Exactly repeat the full listing that follows.

▶ **Given data**
↓↓↓

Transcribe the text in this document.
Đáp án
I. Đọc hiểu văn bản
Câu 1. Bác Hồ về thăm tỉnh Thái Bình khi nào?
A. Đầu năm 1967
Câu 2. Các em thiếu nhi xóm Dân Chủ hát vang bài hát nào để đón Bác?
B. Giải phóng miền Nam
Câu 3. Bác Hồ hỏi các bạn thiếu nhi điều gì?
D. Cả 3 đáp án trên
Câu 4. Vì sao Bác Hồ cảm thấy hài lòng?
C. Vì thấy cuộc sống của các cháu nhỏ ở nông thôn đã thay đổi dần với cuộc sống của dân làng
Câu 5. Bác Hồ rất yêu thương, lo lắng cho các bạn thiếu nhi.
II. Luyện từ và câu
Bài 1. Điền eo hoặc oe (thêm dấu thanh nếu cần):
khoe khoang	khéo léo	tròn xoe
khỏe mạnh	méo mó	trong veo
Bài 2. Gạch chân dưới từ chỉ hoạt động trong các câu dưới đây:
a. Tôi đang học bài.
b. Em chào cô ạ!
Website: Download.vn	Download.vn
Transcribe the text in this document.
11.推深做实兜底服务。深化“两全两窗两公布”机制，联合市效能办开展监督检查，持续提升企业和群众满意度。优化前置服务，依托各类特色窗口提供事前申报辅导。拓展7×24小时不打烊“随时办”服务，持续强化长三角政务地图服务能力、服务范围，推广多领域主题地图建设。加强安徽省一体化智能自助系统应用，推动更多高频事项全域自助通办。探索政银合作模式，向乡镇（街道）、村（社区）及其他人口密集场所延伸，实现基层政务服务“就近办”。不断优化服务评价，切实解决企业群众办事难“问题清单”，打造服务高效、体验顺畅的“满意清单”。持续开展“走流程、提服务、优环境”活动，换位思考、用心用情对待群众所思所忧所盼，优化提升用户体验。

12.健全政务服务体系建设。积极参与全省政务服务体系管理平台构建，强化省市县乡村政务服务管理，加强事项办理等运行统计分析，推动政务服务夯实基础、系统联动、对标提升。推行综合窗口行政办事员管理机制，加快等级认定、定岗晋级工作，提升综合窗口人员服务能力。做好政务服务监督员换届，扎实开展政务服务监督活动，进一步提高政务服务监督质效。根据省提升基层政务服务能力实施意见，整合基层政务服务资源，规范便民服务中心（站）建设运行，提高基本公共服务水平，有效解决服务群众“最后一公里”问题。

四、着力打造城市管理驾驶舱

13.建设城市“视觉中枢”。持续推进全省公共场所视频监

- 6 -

↑↑↑

▶ **Problem solution**
Transcribe the text in this document.
Đáp án
I. Đọc hiểu văn bản
Câu 1. Bác Hồ về thăm tỉnh Thái Bình khi nào?
A. Đầu năm 1967
Câu 2. Các em thiếu nhi xóm Dân Chủ hát vang bài hát nào để đón Bác?
B. Giải phóng miền Nam
Câu 3. Bác Hồ hỏi các bạn thiếu nhi điều gì?
D. Cả 3 đáp án trên
Câu 4. Vì sao Bác Hồ cảm thấy hài lòng?
C. Vì thấy cuộc sống của các cháu nhỏ ở nông thôn đã thay đổi dần với cuộc sống của dân làng
Câu 5. Bác Hồ rất yêu thương, lo lắng cho các bạn thiếu nhi.
II. Luyện từ và câu
Bài 1. Điền eo hoặc oe (thêm dấu thanh nếu cần):
khoe khoang	khéo léo	tròn xoe
khỏe mạnh	méo mó	trong veo
Bài 2. Gạch chân dưới từ chỉ hoạt động trong các câu dưới đây:
a. Tôi đang học bài.
b. Em chào cô ạ!
Website: Download.vn	Download.vn
Transcribe the text in this document.
11.推深做实兜底服务。深化“两全两窗两公布”机制，联合市效能办开展监督检查，持续提升企业和群众满意度。优化前置服务，依托各类特色窗口提供事前申报辅导。拓展7×24小时不打烊“随时办”服务，持续强化长三角政务地图服务能力、服务范围，推广多领域主题地图建设。加强安徽省一体化智能自助系统应用，推动更多高频事项全域自助通办。探索政银合作模式，向乡镇（街道）、村（社区）及其他人口密集场所延伸，实现基层政务服务“就近办”。不断优化服务评价，切实解决企业群众办事难“问题清单”，打造服务高效、体验顺畅的“满意清单”。持续开展“走流程、提服务、优环境”活动，换位思考、用心用情对待群众所思所忧所盼，优化提升用户体验。

12.健全政务服务体系建设。积极参与全省政务服务体系管理平台构建，强化省市县乡村政务服务管理，加强事项办理等运行统计分析，推动政务服务夯实基础、系统联动、对标提升。推行综合窗口行政办事员管理机制，加快等级认定、定岗晋级工作，提升综合窗口人员服务能力。做好政务服务监督员换届，扎实开展政务服务监督活动，进一步提高政务服务监督质效。根据省提升基层政务服务能力实施意见，整合基层政务服务资源，规范便民服务中心（站）建设运行，提高基本公共服务水平，有效解决服务群众“最后一公里”问题。

四、着力打造城市管理驾驶舱

13.建设城市“视觉中枢”。持续推进全省公共场所视频监

- 6 -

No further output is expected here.